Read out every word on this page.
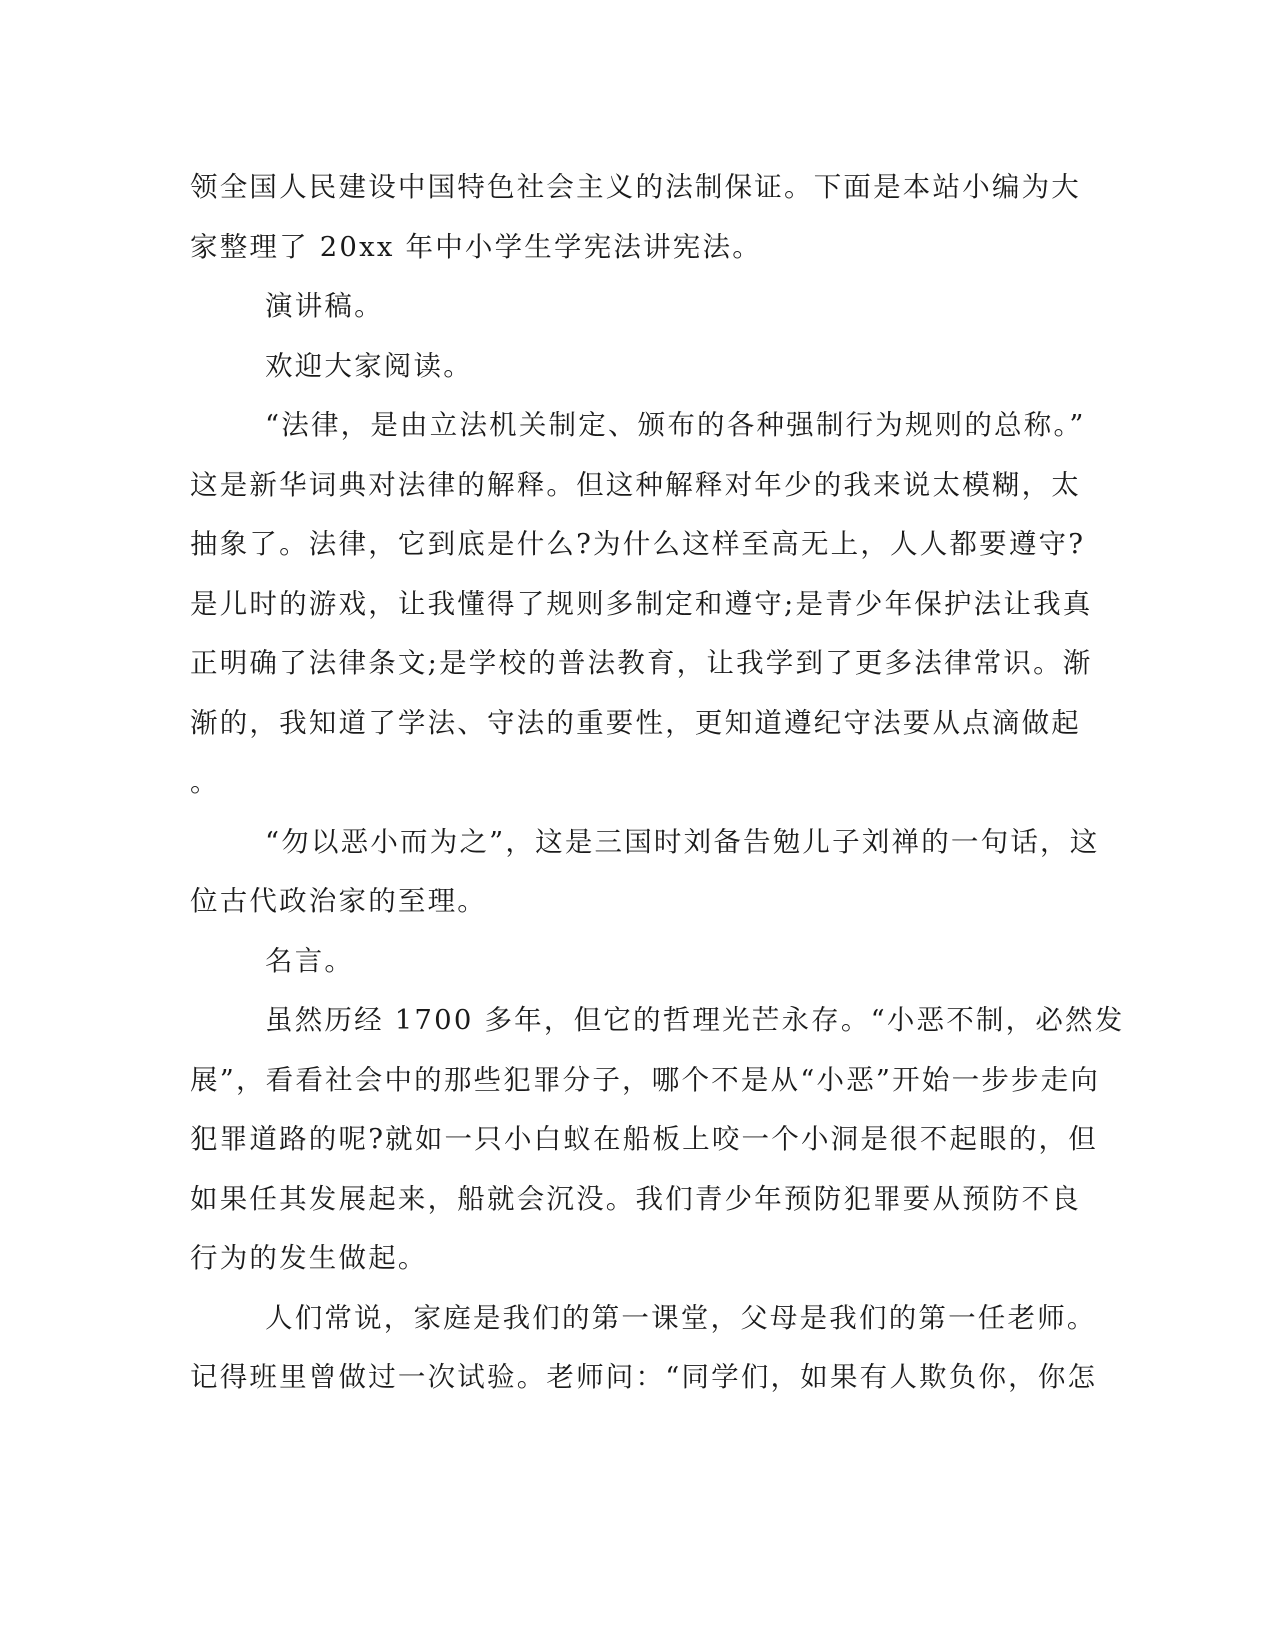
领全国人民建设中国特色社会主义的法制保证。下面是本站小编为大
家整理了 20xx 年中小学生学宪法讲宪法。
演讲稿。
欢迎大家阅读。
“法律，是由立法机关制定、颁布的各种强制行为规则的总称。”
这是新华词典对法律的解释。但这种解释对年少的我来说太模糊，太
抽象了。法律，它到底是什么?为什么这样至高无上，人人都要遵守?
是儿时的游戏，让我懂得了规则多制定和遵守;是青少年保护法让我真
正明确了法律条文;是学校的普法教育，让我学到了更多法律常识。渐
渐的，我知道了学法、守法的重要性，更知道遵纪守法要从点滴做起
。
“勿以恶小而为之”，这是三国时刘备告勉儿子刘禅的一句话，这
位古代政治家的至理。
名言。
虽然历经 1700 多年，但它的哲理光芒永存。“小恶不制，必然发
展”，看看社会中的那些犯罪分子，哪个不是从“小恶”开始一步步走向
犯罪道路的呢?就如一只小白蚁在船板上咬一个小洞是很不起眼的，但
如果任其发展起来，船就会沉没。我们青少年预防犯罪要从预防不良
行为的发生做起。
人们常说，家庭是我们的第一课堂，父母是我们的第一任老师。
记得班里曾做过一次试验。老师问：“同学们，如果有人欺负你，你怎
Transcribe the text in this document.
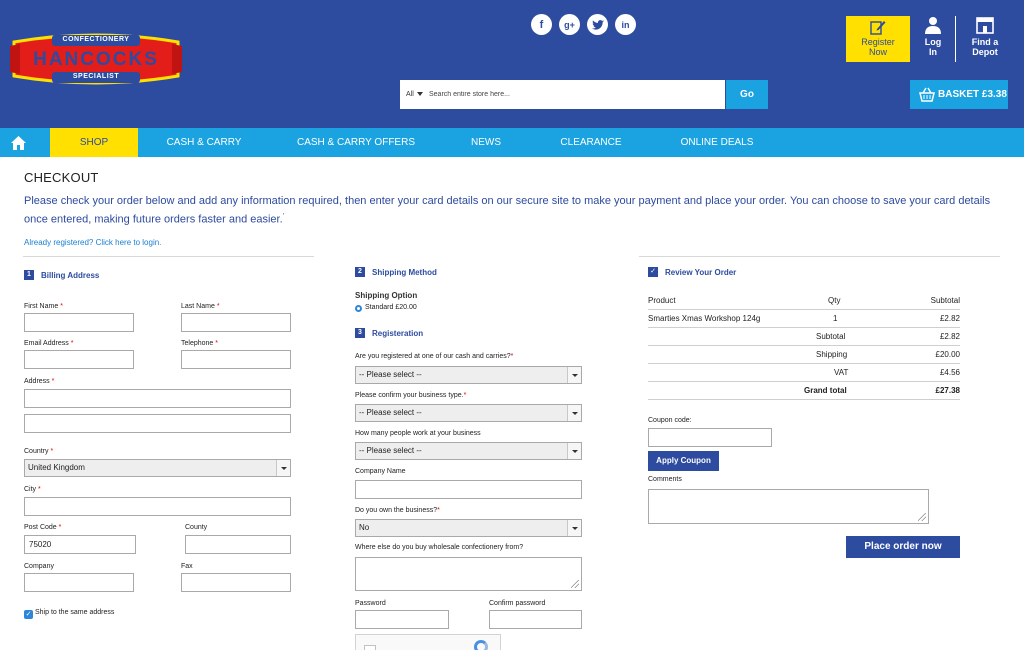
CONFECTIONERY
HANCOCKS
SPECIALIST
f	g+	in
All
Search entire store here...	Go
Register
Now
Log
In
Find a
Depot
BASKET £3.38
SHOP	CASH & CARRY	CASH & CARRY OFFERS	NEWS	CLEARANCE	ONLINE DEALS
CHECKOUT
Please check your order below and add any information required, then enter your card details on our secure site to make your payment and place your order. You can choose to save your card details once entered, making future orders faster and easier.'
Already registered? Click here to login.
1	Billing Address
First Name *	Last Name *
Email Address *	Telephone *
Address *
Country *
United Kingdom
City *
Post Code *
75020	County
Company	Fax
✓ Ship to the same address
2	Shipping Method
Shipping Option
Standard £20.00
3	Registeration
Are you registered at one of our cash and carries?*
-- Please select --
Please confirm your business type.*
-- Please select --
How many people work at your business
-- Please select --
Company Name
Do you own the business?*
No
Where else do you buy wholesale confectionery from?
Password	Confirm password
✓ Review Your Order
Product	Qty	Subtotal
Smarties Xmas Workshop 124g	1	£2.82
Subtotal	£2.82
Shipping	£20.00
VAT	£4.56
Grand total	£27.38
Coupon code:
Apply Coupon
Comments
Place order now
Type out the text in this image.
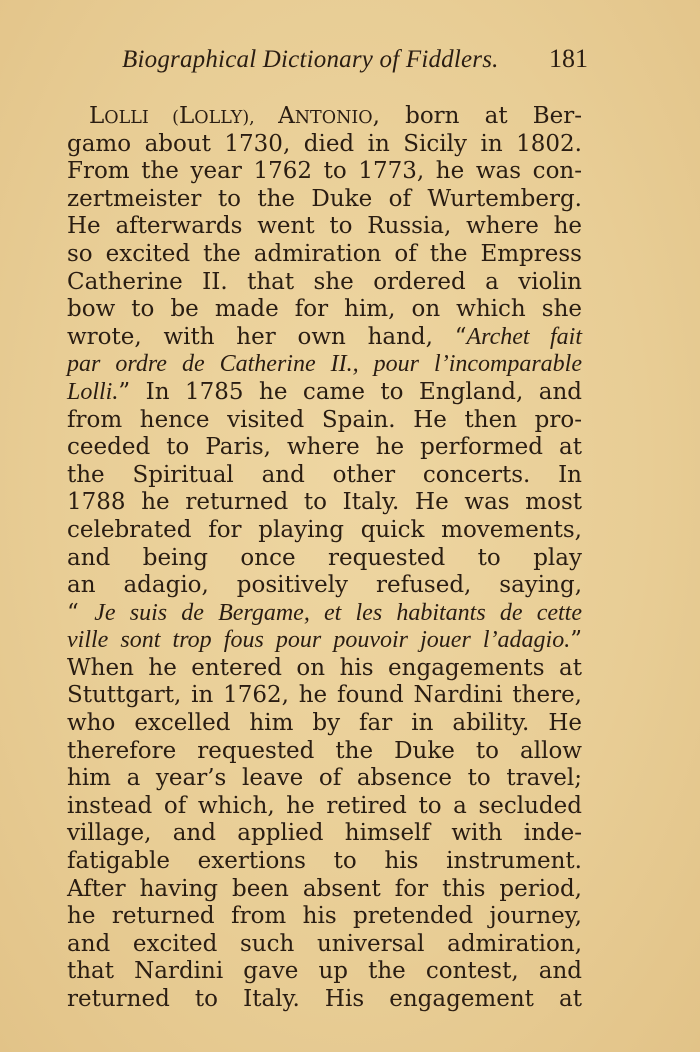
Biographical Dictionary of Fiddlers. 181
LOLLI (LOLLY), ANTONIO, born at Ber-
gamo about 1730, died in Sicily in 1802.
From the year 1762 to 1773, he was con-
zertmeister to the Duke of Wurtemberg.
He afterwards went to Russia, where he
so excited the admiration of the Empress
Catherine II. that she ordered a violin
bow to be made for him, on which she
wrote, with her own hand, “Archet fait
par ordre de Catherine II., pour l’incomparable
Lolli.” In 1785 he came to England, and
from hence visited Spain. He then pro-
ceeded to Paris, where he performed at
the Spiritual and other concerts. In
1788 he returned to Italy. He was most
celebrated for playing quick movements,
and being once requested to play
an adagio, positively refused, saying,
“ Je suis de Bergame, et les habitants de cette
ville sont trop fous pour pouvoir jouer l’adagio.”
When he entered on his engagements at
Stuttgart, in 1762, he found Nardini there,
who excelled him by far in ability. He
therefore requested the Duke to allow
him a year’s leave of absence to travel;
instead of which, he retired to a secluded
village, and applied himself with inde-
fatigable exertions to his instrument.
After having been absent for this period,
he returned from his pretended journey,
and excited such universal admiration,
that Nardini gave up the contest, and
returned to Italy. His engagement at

═══

> TO DO: Select every line in the records above that contains the word "Duke".

> WORKED ANSWER:
zertmeister to the Duke of Wurtemberg.
therefore requested the Duke to allow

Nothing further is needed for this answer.